Task prompt ▸ In your copy, leave out the pictures; write out all the data exactly.
Start
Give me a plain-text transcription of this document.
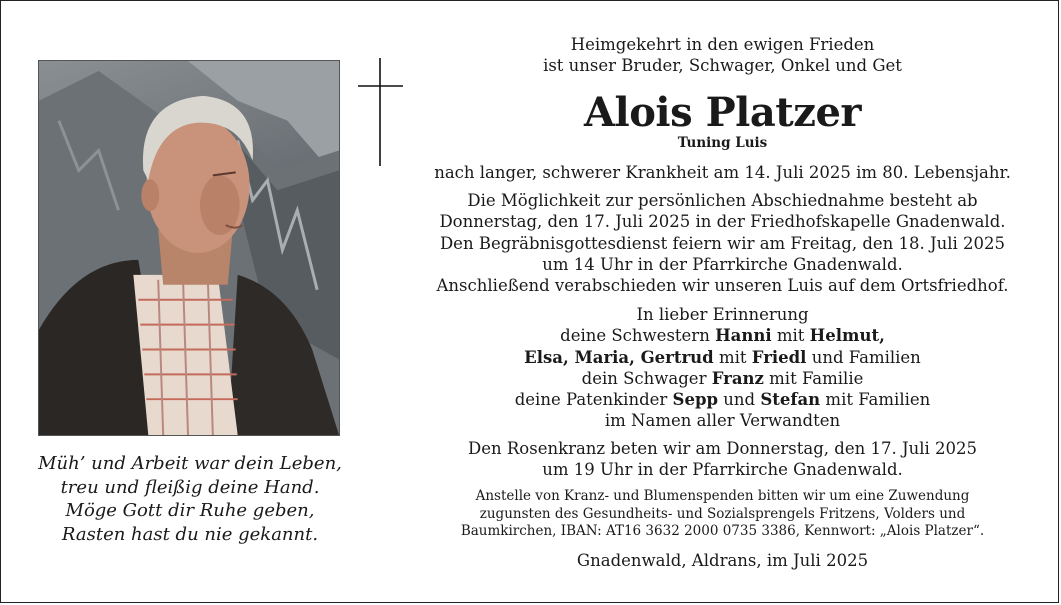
Müh’ und Arbeit war dein Leben,
treu und fleißig deine Hand.
Möge Gott dir Ruhe geben,
Rasten hast du nie gekannt.
Heimgekehrt in den ewigen Frieden
ist unser Bruder, Schwager, Onkel und Get
Alois Platzer
Tuning Luis
nach langer, schwerer Krankheit am 14. Juli 2025 im 80. Lebensjahr.
Die Möglichkeit zur persönlichen Abschiednahme besteht ab
Donnerstag, den 17. Juli 2025 in der Friedhofskapelle Gnadenwald.
Den Begräbnisgottesdienst feiern wir am Freitag, den 18. Juli 2025
um 14 Uhr in der Pfarrkirche Gnadenwald.
Anschließend verabschieden wir unseren Luis auf dem Ortsfriedhof.
In lieber Erinnerung
deine Schwestern Hanni mit Helmut,
Elsa, Maria, Gertrud mit Friedl und Familien
dein Schwager Franz mit Familie
deine Patenkinder Sepp und Stefan mit Familien
im Namen aller Verwandten
Den Rosenkranz beten wir am Donnerstag, den 17. Juli 2025
um 19 Uhr in der Pfarrkirche Gnadenwald.
Anstelle von Kranz- und Blumenspenden bitten wir um eine Zuwendung
zugunsten des Gesundheits- und Sozialsprengels Fritzens, Volders und
Baumkirchen, IBAN: AT16 3632 2000 0735 3386, Kennwort: „Alois Platzer“.
Gnadenwald, Aldrans, im Juli 2025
End
Solution to this problem ▸
Give me a plain-text transcription of this document.
Müh’ und Arbeit war dein Leben,
treu und fleißig deine Hand.
Möge Gott dir Ruhe geben,
Rasten hast du nie gekannt.
Heimgekehrt in den ewigen Frieden
ist unser Bruder, Schwager, Onkel und Get
Alois Platzer
Tuning Luis
nach langer, schwerer Krankheit am 14. Juli 2025 im 80. Lebensjahr.
Die Möglichkeit zur persönlichen Abschiednahme besteht ab
Donnerstag, den 17. Juli 2025 in der Friedhofskapelle Gnadenwald.
Den Begräbnisgottesdienst feiern wir am Freitag, den 18. Juli 2025
um 14 Uhr in der Pfarrkirche Gnadenwald.
Anschließend verabschieden wir unseren Luis auf dem Ortsfriedhof.
In lieber Erinnerung
deine Schwestern Hanni mit Helmut,
Elsa, Maria, Gertrud mit Friedl und Familien
dein Schwager Franz mit Familie
deine Patenkinder Sepp und Stefan mit Familien
im Namen aller Verwandten
Den Rosenkranz beten wir am Donnerstag, den 17. Juli 2025
um 19 Uhr in der Pfarrkirche Gnadenwald.
Anstelle von Kranz- und Blumenspenden bitten wir um eine Zuwendung
zugunsten des Gesundheits- und Sozialsprengels Fritzens, Volders und
Baumkirchen, IBAN: AT16 3632 2000 0735 3386, Kennwort: „Alois Platzer“.
Gnadenwald, Aldrans, im Juli 2025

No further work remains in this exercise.